WHAT TO PRODUCE
Answer with one number: the count of lines in this material that hold the word "ratou".

PROVIDED RECORDS
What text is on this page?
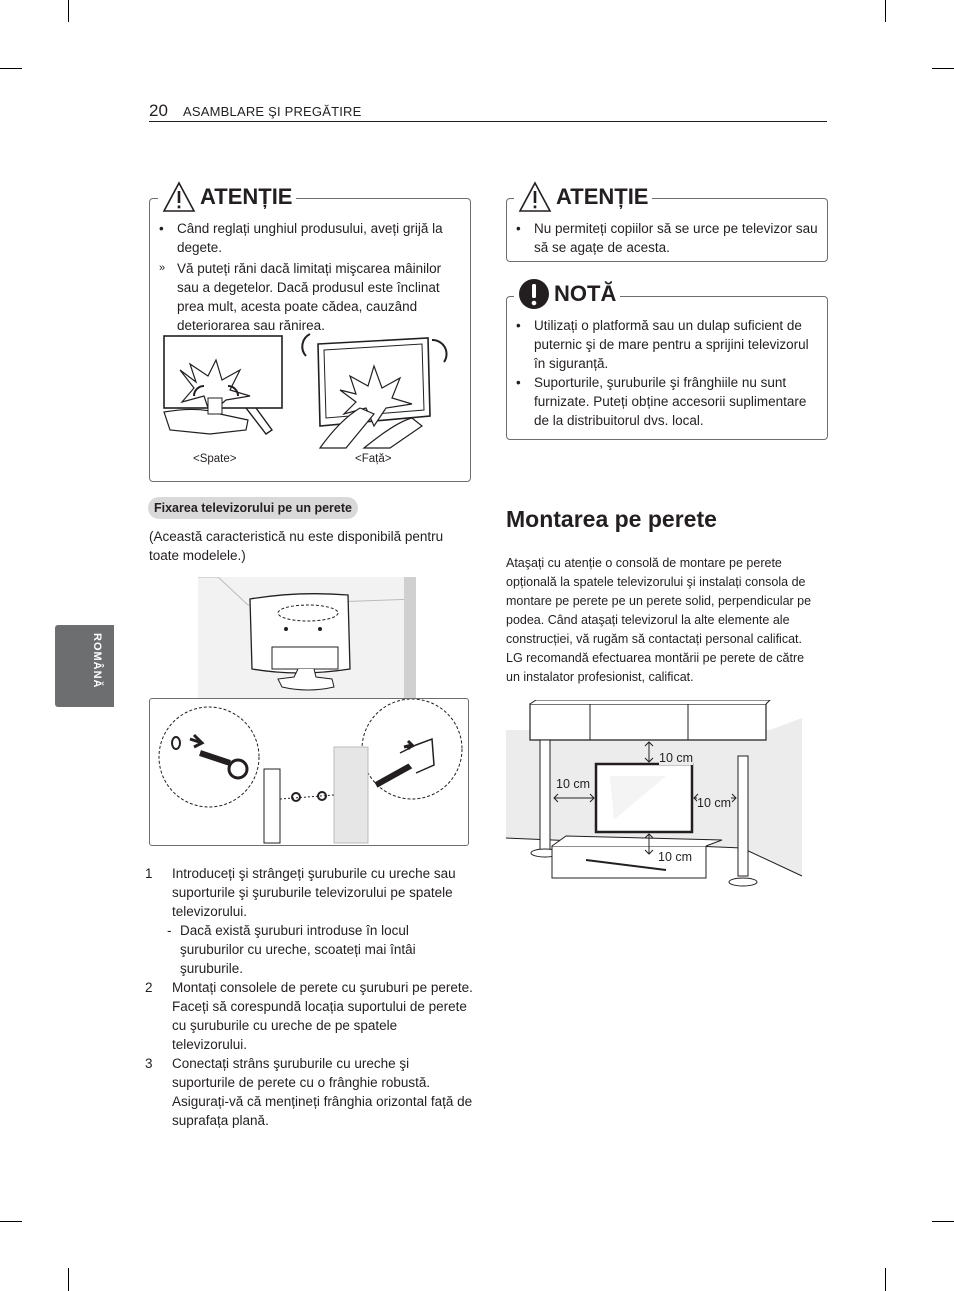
20 ASAMBLARE ŞI PREGĂTIRE
ROMÂNĂ
ATENȚIE
• Când reglați unghiul produsului, aveți grijă la degete.
» Vă puteți răni dacă limitați mişcarea mâinilor sau a degetelor. Dacă produsul este înclinat prea mult, acesta poate cădea, cauzând deteriorarea sau rănirea.
<Spate>	<Față>
Fixarea televizorului pe un perete
(Această caracteristică nu este disponibilă pentru toate modelele.)
1 Introduceți şi strângeți şuruburile cu ureche sau suporturile şi şuruburile televizorului pe spatele televizorului.
- Dacă există şuruburi introduse în locul şuruburilor cu ureche, scoateți mai întâi şuruburile.
2 Montați consolele de perete cu şuruburi pe perete.
Faceți să corespundă locația suportului de perete cu şuruburile cu ureche de pe spatele televizorului.
3 Conectați strâns şuruburile cu ureche şi suporturile de perete cu o frânghie robustă. Asigurați-vă că mențineți frânghia orizontal față de suprafața plană.
ATENȚIE
• Nu permiteți copiilor să se urce pe televizor sau să se agațe de acesta.
NOTĂ
• Utilizați o platformă sau un dulap suficient de puternic şi de mare pentru a sprijini televizorul în siguranță.
• Suporturile, şuruburile şi frânghiile nu sunt furnizate. Puteți obține accesorii suplimentare de la distribuitorul dvs. local.
Montarea pe perete
Ataşați cu atenție o consolă de montare pe perete opțională la spatele televizorului şi instalați consola de montare pe perete pe un perete solid, perpendicular pe podea. Când ataşați televizorul la alte elemente ale construcției, vă rugăm să contactați personal calificat. LG recomandă efectuarea montării pe perete de către un instalator profesionist, calificat.
10 cm
10 cm
10 cm
10 cm
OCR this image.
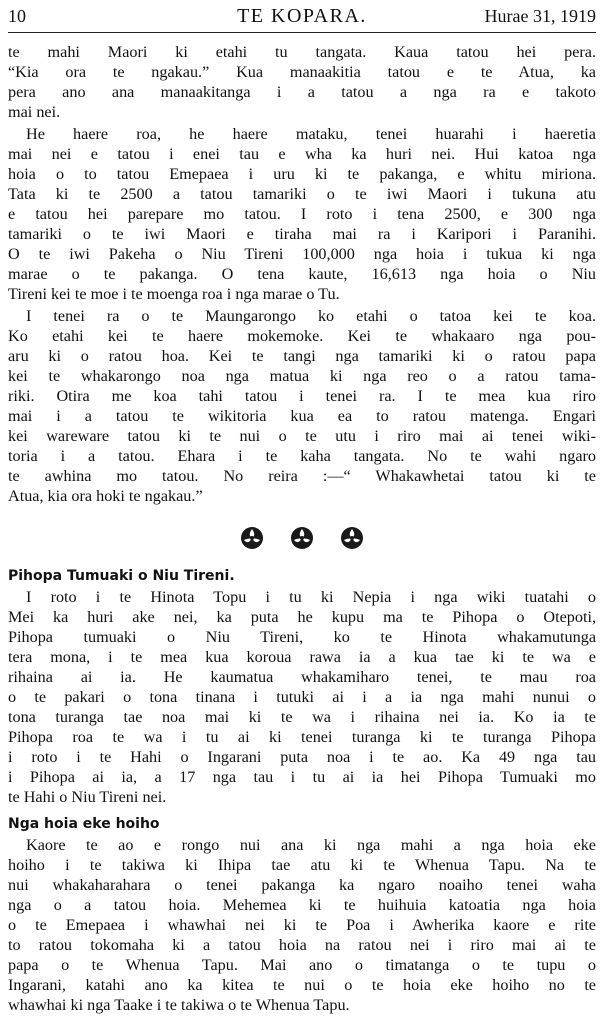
10	TE KOPARA.	Hurae 31, 1919
te mahi Maori ki etahi tu tangata. Kaua tatou hei pera.
“Kia ora te ngakau.” Kua manaakitia tatou e te Atua, ka
pera ano ana manaakitanga i a tatou a nga ra e takoto
mai nei.
He haere roa, he haere mataku, tenei huarahi i haeretia
mai nei e tatou i enei tau e wha ka huri nei. Hui katoa nga
hoia o to tatou Emepaea i uru ki te pakanga, e whitu miriona.
Tata ki te 2500 a tatou tamariki o te iwi Maori i tukuna atu
e tatou hei parepare mo tatou. I roto i tena 2500, e 300 nga
tamariki o te iwi Maori e tiraha mai ra i Karipori i Paranihi.
O te iwi Pakeha o Niu Tireni 100,000 nga hoia i tukua ki nga
marae o te pakanga. O tena kaute, 16,613 nga hoia o Niu
Tireni kei te moe i te moenga roa i nga marae o Tu.
I tenei ra o te Maungarongo ko etahi o tatoa kei te koa.
Ko etahi kei te haere mokemoke. Kei te whakaaro nga pou-
aru ki o ratou hoa. Kei te tangi nga tamariki ki o ratou papa
kei te whakarongo noa nga matua ki nga reo o a ratou tama-
riki. Otira me koa tahi tatou i tenei ra. I te mea kua riro
mai i a tatou te wikitoria kua ea to ratou matenga. Engari
kei wareware tatou ki te nui o te utu i riro mai ai tenei wiki-
toria i a tatou. Ehara i te kaha tangata. No te wahi ngaro
te awhina mo tatou. No reira :—“ Whakawhetai tatou ki te
Atua, kia ora hoki te ngakau.”

Pihopa Tumuaki o Niu Tireni.
I roto i te Hinota Topu i tu ki Nepia i nga wiki tuatahi o
Mei ka huri ake nei, ka puta he kupu ma te Pihopa o Otepoti,
Pihopa tumuaki o Niu Tireni, ko te Hinota whakamutunga
tera mona, i te mea kua koroua rawa ia a kua tae ki te wa e
rihaina ai ia. He kaumatua whakamiharo tenei, te mau roa
o te pakari o tona tinana i tutuki ai i a ia nga mahi nunui o
tona turanga tae noa mai ki te wa i rihaina nei ia. Ko ia te
Pihopa roa te wa i tu ai ki tenei turanga ki te turanga Pihopa
i roto i te Hahi o Ingarani puta noa i te ao. Ka 49 nga tau
i Pihopa ai ia, a 17 nga tau i tu ai ia hei Pihopa Tumuaki mo
te Hahi o Niu Tireni nei.
Nga hoia eke hoiho
Kaore te ao e rongo nui ana ki nga mahi a nga hoia eke
hoiho i te takiwa ki Ihipa tae atu ki te Whenua Tapu. Na te
nui whakaharahara o tenei pakanga ka ngaro noaiho tenei waha
nga o a tatou hoia. Mehemea ki te huihuia katoatia nga hoia
o te Emepaea i whawhai nei ki te Poa i Awherika kaore e rite
to ratou tokomaha ki a tatou hoia na ratou nei i riro mai ai te
papa o te Whenua Tapu. Mai ano o timatanga o te tupu o
Ingarani, katahi ano ka kitea te nui o te hoia eke hoiho no te
whawhai ki nga Taake i te takiwa o te Whenua Tapu.
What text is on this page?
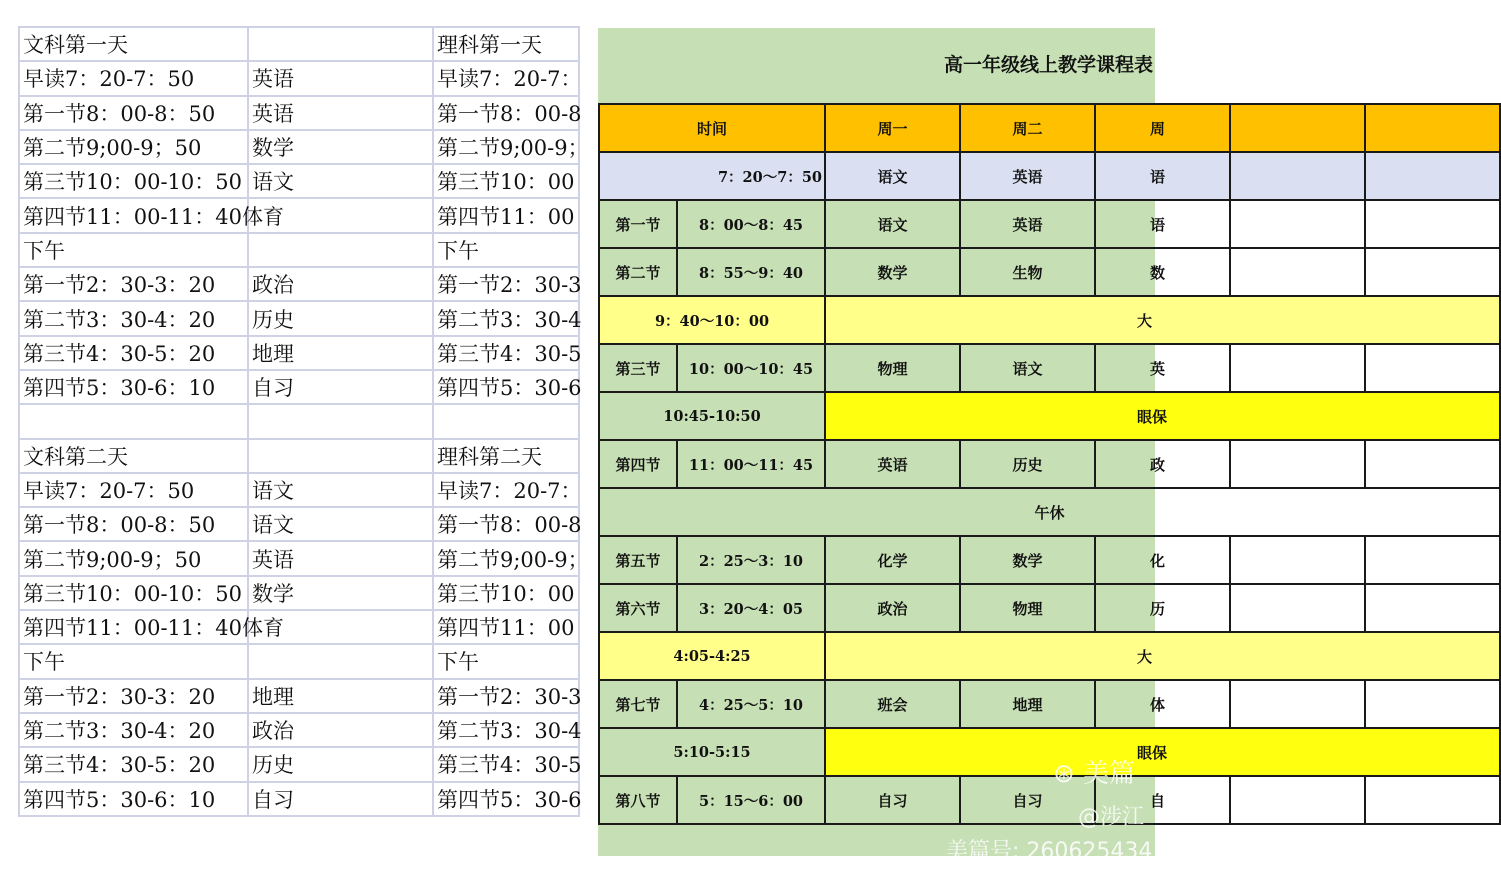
文科第一天		理科第一天
早读7：20-7：50	英语	早读7：20-7：
第一节8：00-8：50	英语	第一节8：00-8
第二节9;00-9；50	数学	第二节9;00-9；
第三节10：00-10：50	语文	第三节10：00
第四节11：00-11：40体育		第四节11：00
下午		下午
第一节2：30-3：20	政治	第一节2：30-3
第二节3：30-4：20	历史	第二节3：30-4
第三节4：30-5：20	地理	第三节4：30-5
第四节5：30-6：10	自习	第四节5：30-6

文科第二天		理科第二天
早读7：20-7：50	语文	早读7：20-7：
第一节8：00-8：50	语文	第一节8：00-8
第二节9;00-9；50	英语	第二节9;00-9；
第三节10：00-10：50	数学	第三节10：00
第四节11：00-11：40体育		第四节11：00
下午		下午
第一节2：30-3：20	地理	第一节2：30-3
第二节3：30-4：20	政治	第二节3：30-4
第三节4：30-5：20	历史	第三节4：30-5
第四节5：30-6：10	自习	第四节5：30-6
高一年级线上教学课程表
时间		周一	周二	周		
7：20～7：50		语文	英语	语		
第一节	8：00～8：45	语文	英语	语		
第二节	8：55～9：40	数学	生物	数		
9：40～10：00		大				
第三节	10：00～10：45	物理	语文	英		
10:45-10:50		眼保				
第四节	11：00～11：45	英语	历史	政		
午休						
第五节	2：25～3：10	化学	数学	化		
第六节	3：20～4：05	政治	物理	历		
4:05-4:25		大				
第七节	4：25～5：10	班会	地理	体		
5:10-5:15		眼保				
第八节	5：15～6：00	自习	自习	自		
⊛ 美篇
@涉江
美篇号: 260625434
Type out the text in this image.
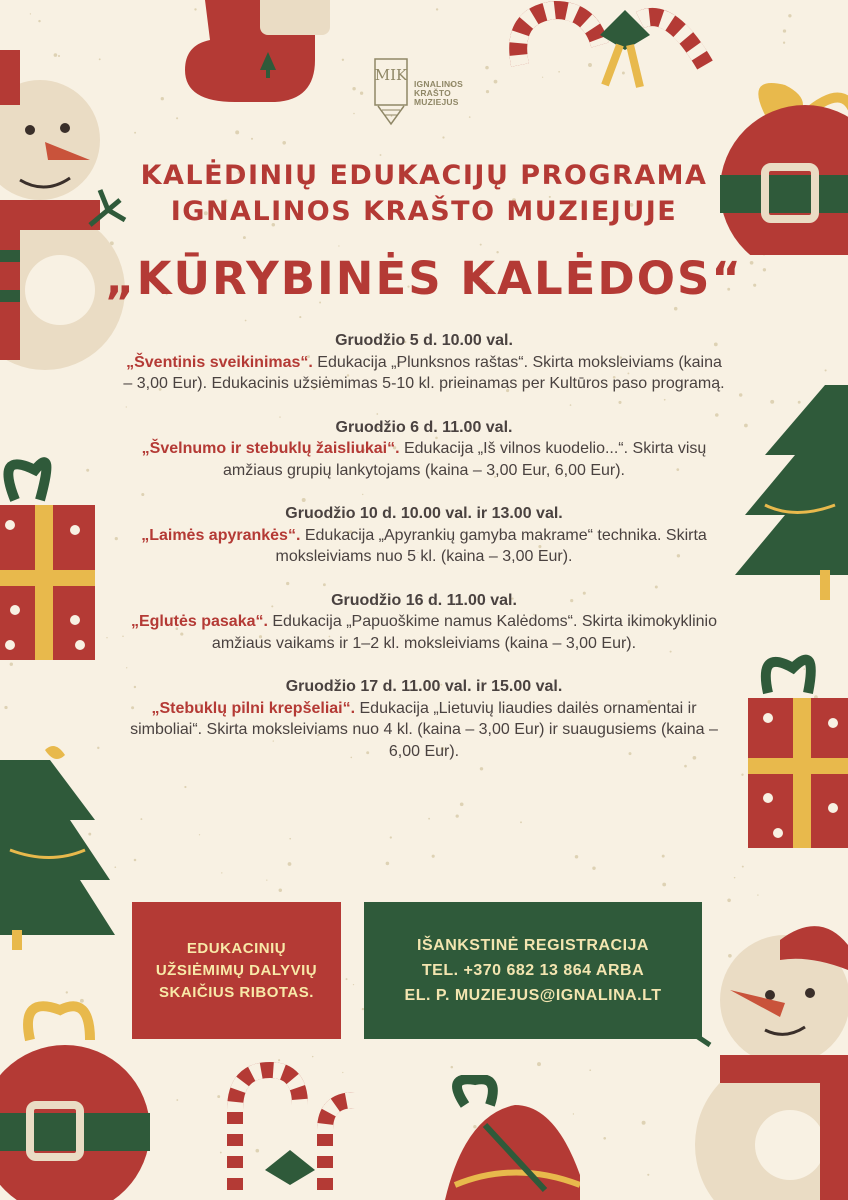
MIK IGNALINOS
KRAŠTO
MUZIEJUS
KALĖDINIŲ EDUKACIJŲ PROGRAMA
IGNALINOS KRAŠTO MUZIEJUJE
„KŪRYBINĖS KALĖDOS“
Gruodžio 5 d. 10.00 val.
„Šventinis sveikinimas“. Edukacija „Plunksnos raštas“. Skirta moksleiviams (kaina – 3,00 Eur). Edukacinis užsiėmimas 5-10 kl. prieinamas per Kultūros paso programą.
Gruodžio 6 d. 11.00 val.
„Švelnumo ir stebuklų žaisliukai“. Edukacija „Iš vilnos kuodelio...“. Skirta visų amžiaus grupių lankytojams (kaina – 3,00 Eur, 6,00 Eur).
Gruodžio 10 d. 10.00 val. ir 13.00 val.
„Laimės apyrankės“. Edukacija „Apyrankių gamyba makrame“ technika. Skirta moksleiviams nuo 5 kl. (kaina – 3,00 Eur).
Gruodžio 16 d. 11.00 val.
„Eglutės pasaka“. Edukacija „Papuoškime namus Kalėdoms“. Skirta ikimokyklinio amžiaus vaikams ir 1–2 kl. moksleiviams (kaina – 3,00 Eur).
Gruodžio 17 d. 11.00 val. ir 15.00 val.
„Stebuklų pilni krepšeliai“. Edukacija „Lietuvių liaudies dailės ornamentai ir simboliai“. Skirta moksleiviams nuo 4 kl. (kaina – 3,00 Eur) ir suaugusiems (kaina – 6,00 Eur).
EDUKACINIŲ
UŽSIĖMIMŲ DALYVIŲ
SKAIČIUS RIBOTAS.
IŠANKSTINĖ REGISTRACIJA
TEL. +370 682 13 864 ARBA
EL. P. MUZIEJUS@IGNALINA.LT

RIGHT ANSWER
4